Via Newsweek, Review of Remix: Making Art and Commerce Thrive in the Hybrid Economy by Lawrence Lessig:

"Stanford law prof Lessig is a veteran critic of America's copyright laws. He argues that corporate-inspired attempts to tightly regulate the use of words, ideas and images has produced a profit-driven perversion of the noble objective of protecting the rights of creators. In this latest offering, his zeal to convince the public that current intellectual-property rules are ruining our culture burns brighter than ever. Lessig charges the IP authoritarians and the media companies that sign their checks with crimes against both youth and art, and he offers his own approach to balancing the conflict between copyright and creativity."

http://www.newsweek.com/id/170128

Markets Declare Truce in Copyright Wars, Google concedes that information isn't free, Wall Street Journal, 11/17/08

Wall Street Journal: Markets Declare Truce in Copyright Wars, Google concedes that information isn't free:

"This shift by Google led Peter Osnos, founder of PublicAffairs books, to wonder if the book settlement could have lessons for other owners of content. "Google has now conceded, with a very large payment, that information is not free," Mr. Osnos wrote for the Century Foundation. "This leads to an obvious, critical question: Why aren't newspapers and news magazines demanding payment for use of their stories on Google and other search engines? Why are they not getting a significant slice of the advertising revenues generated by use of their stories via Google?"

__________

_Directions:_ Continue the copyright news excerpts above from where they stop.

_Information supplied:_
__________

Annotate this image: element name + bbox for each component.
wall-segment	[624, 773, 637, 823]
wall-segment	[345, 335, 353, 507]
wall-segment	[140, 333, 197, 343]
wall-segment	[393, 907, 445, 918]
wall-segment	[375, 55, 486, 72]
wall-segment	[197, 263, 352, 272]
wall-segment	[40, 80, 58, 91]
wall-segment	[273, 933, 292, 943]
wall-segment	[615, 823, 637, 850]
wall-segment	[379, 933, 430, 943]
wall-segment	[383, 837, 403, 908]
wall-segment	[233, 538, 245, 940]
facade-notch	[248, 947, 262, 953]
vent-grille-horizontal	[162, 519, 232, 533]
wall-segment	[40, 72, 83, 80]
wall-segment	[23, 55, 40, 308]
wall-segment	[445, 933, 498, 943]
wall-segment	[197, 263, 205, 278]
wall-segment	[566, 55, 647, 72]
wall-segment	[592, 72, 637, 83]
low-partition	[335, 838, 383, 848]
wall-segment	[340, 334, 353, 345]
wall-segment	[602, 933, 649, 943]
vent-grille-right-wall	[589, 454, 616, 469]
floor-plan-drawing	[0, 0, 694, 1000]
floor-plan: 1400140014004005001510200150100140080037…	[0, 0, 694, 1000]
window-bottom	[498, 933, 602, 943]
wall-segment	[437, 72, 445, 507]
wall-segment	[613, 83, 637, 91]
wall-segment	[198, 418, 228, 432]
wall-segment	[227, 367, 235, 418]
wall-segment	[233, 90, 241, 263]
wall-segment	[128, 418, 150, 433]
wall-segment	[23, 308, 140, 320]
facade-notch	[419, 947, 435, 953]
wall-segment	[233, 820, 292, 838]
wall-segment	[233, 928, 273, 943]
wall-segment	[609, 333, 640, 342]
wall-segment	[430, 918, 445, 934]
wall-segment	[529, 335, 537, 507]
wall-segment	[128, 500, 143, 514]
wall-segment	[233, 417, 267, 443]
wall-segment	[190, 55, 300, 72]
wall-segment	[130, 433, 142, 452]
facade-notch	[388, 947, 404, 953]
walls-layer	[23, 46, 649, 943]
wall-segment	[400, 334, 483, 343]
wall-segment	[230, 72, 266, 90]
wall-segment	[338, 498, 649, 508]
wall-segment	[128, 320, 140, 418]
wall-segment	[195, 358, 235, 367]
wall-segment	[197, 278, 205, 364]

__________

_Exercise answer:_
Alas for the troubled news media industry, so much of its news is commoditized that people won't pay for it online. But as digital media mature, we'll see more redefinitions of legal concepts such as fair use. There will also be revisions of business practices regarding who gets paid what by whom. The Google settlement is a reminder that owners of intellectual property can choose to lock it away, give it away, or, most sensibly, share it in exchange for reasonable compensation.

http://online.wsj.com/article/SB122688619008032339.html

Porn bill for couple who can't download, London Guardian, 11/29/08

Via London Guardian [Caution, some graphic language in linked article]: Porn bill for couple who can't download, Innocent people are getting letters from lawyers claiming they should pay for films they've never seen:

"He questions the amount demanded and methods used to identify computers alleged to have downloaded material. He believes the sum demanded is out of all proportion to the alleged injury. "In one case, Davenport Lyons wanted £500 for a £20 game. The alleged file-sharing would have cost only about £50 - the rest is legal costs.""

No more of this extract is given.